## TEXT EXTRACT

##########

There’s “Monopoly” Jim Dolan, who owns, operates and eviscerates Madison Square Gulag, its teams, employees and patrons. But at least, having previously known how the Dolan Family run Cablevision, we logically could anticipate the Garden would become a Midtown manor atop a feudal system.

Then there’s “PSL” Woody Johnson, whose team’s ticket-sales techniques seem lifted from boiler room dialogue sheets, and whose No. 1. PSL purchaser — for more than $400,000! — was exposed as a moneyless Jets inside jobber and flim-flammer, and soon after was off to the slammer for bank fraud, while the PSL-duplicitous NFL looked the other way.

Consider that Jets’ PSL contracts include language absolving the team of any promises or come-ons made by sales personnel representing the Jets in inducing the purchaser to sign the contract!

The Steinbrenners, as fronted by Yankees president Randy Levine, have, since new Yankee Stadium opened, been unable to get out of the way of their own staggering greed. Thousands of the best seats to the biggest games — regular and postseason — go empty.

Then there are the Wilpons, Fred and son Jeff, and Fred’s brother-in-law, Saul Katz, owners of the Mets and fellows who seem inalterably attracted to the more dubious big boys in big business.

The Wilpons may not know a ponzi from a pyramid, but they clearly are fascinated by businesses shaped so they don’t roll straight, can’t roll at all.

First, there were the logic-defying profits in their no-questions-allowed thrown-in with ponzi-schemer Bernie Madoff.

So, as part of the attempt to climb back, the Wilpons — in addition to $65 million in loans granted by MLB (conditions discreetly not made public) on the urging of old family pal Bud Selig — sought nice, fresh minority share investors in their Mets.

There was an undisclosed share sold to Jim McCann, CEO of 1-800-Flowers and a self-described pal of the senior Wilpon. McCann’s online flower shops have a habit of being at the center of fraud claims and lawsuits.

In 2010, McCann’s company paid $325,000 to clean up a consumer fraud suit with the N.Y. Attorney General’s Office. Another lawsuit, filed in Connecticut and claiming millions in theft through a credit-card scam, has not yet been adjudicated. In each case, the company denied wrongdoing.

##########

## GIVEN MATERIAL
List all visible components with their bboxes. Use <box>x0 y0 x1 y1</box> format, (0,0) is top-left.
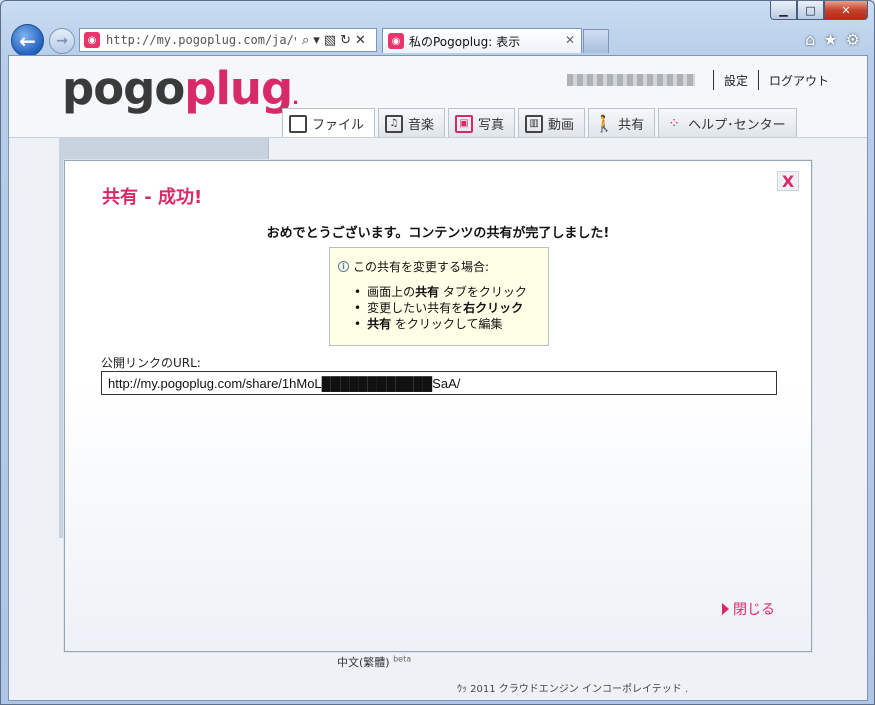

##########

## REQUIRED WORK
[a] According to the article on New York team owners, how much did McCann's company pay in 2010 to resolve the consumer fraud suit with the N.Y. Attorney General's Office?
[b] Output the passage of the article on New York team owners from "There was an" up to and including "company denied wrongdoing.".

## SOLUTION LIST
[a] $325,000

[b]
There was an undisclosed share sold to Jim McCann, CEO of 1-800-Flowers and a self-described pal of the senior Wilpon. McCann’s online flower shops have a habit of being at the center of fraud claims and lawsuits.

In 2010, McCann’s company paid $325,000 to clean up a consumer fraud suit with the N.Y. Attorney General’s Office. Another lawsuit, filed in Connecticut and claiming millions in theft through a credit-card scam, has not yet been adjudicated. In each case, the company denied wrongdoing.